──────── Given entries ────────
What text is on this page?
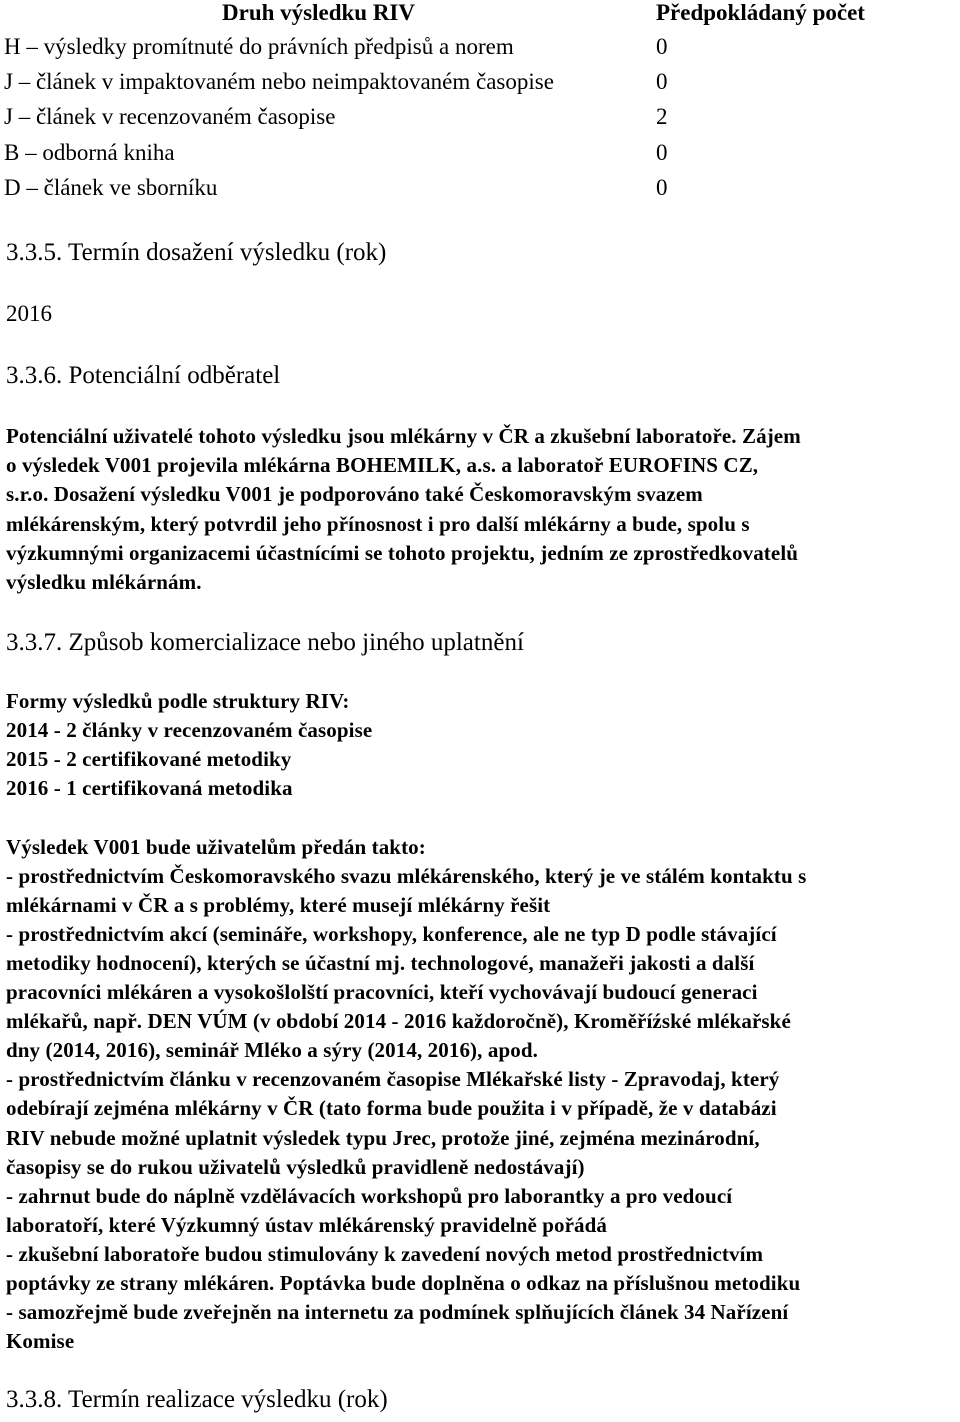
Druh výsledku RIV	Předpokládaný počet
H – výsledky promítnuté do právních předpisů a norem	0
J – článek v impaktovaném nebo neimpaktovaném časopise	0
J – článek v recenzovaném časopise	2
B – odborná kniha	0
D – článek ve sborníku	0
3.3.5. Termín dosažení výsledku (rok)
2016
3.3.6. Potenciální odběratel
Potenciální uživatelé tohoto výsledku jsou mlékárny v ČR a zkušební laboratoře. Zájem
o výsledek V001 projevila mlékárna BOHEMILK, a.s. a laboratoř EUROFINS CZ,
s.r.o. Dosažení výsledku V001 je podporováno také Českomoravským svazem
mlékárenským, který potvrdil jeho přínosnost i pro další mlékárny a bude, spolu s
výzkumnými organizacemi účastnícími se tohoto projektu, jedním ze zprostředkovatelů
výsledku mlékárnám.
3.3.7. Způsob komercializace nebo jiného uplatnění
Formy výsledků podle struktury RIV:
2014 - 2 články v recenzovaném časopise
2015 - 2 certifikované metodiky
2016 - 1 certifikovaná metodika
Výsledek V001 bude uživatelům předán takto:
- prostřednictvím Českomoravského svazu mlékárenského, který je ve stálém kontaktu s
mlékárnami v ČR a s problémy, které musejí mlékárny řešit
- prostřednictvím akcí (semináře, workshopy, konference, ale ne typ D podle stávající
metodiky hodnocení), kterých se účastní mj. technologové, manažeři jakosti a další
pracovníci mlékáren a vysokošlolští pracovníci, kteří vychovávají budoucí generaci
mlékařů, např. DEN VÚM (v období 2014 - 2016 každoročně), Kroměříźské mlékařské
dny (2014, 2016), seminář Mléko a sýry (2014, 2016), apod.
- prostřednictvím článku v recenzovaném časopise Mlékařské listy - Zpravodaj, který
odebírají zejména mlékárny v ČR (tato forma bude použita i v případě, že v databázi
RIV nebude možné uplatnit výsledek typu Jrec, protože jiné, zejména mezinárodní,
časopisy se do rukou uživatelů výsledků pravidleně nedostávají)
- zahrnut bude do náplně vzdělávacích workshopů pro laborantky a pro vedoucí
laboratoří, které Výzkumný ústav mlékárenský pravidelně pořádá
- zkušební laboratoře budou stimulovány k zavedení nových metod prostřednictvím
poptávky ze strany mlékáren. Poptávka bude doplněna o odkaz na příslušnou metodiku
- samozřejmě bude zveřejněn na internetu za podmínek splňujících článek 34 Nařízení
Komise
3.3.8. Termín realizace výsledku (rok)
────────
──────── Given entries ────────
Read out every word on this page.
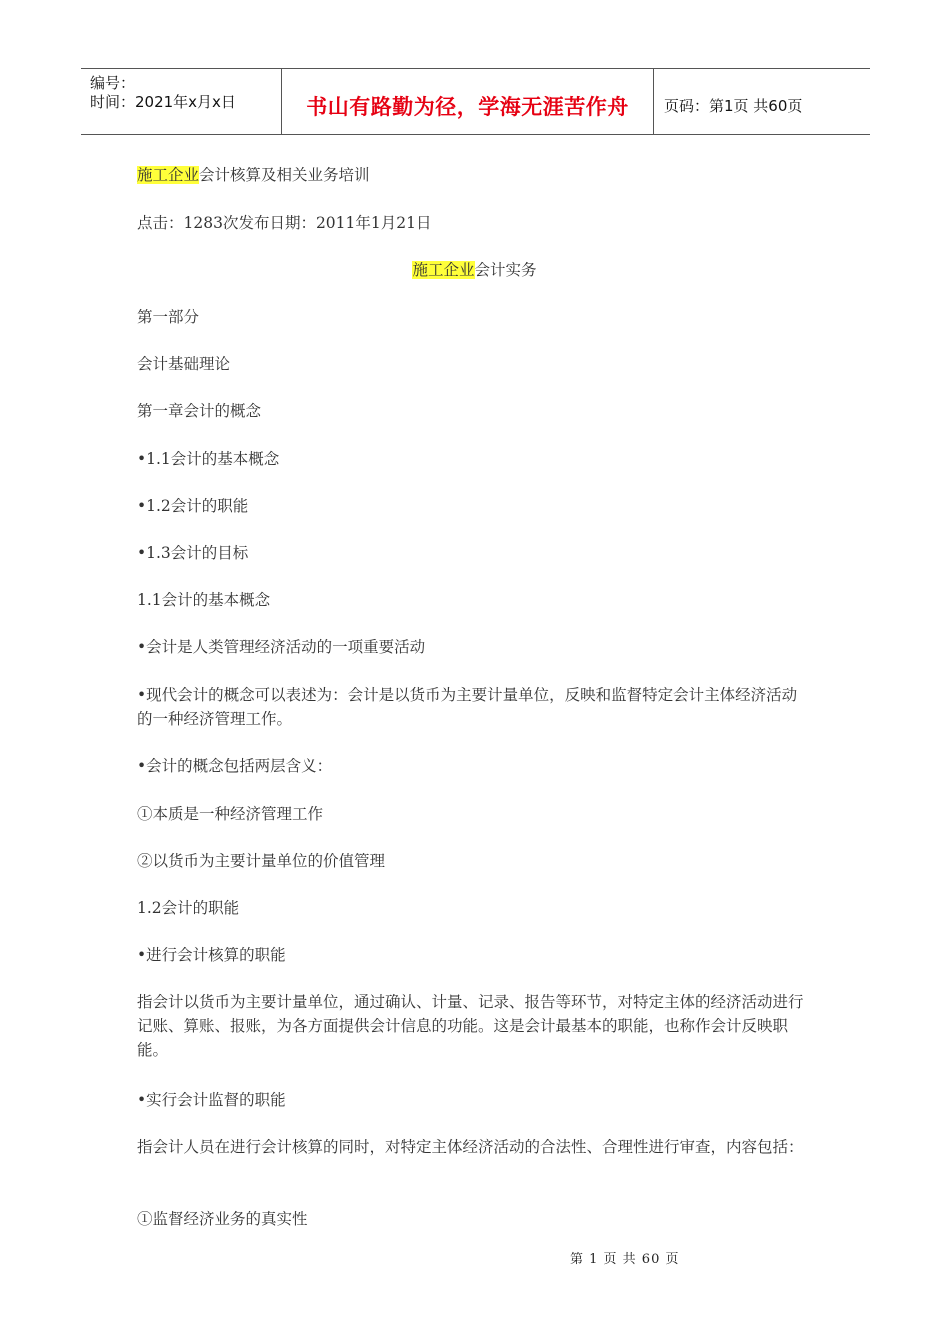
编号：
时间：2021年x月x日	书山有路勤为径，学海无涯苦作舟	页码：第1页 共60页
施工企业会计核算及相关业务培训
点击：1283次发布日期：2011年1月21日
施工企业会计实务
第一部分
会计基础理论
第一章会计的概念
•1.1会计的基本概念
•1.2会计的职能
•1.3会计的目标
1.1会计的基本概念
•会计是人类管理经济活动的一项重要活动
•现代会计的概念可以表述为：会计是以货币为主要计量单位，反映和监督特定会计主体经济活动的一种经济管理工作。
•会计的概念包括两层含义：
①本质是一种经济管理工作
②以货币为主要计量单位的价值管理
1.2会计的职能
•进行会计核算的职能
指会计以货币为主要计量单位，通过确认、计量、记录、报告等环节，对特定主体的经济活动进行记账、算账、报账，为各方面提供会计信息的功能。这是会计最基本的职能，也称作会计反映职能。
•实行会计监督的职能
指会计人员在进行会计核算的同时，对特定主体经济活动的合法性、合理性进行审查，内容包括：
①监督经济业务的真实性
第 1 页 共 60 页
────────
= Task directions =
Gather all lines of the records that include the word "prostřednictvím".

= Written solution =
- prostřednictvím Českomoravského svazu mlékárenského, který je ve stálém kontaktu s
- prostřednictvím akcí (semináře, workshopy, konference, ale ne typ D podle stávající
- prostřednictvím článku v recenzovaném časopise Mlékařské listy - Zpravodaj, který
- zkušební laboratoře budou stimulovány k zavedení nových metod prostřednictvím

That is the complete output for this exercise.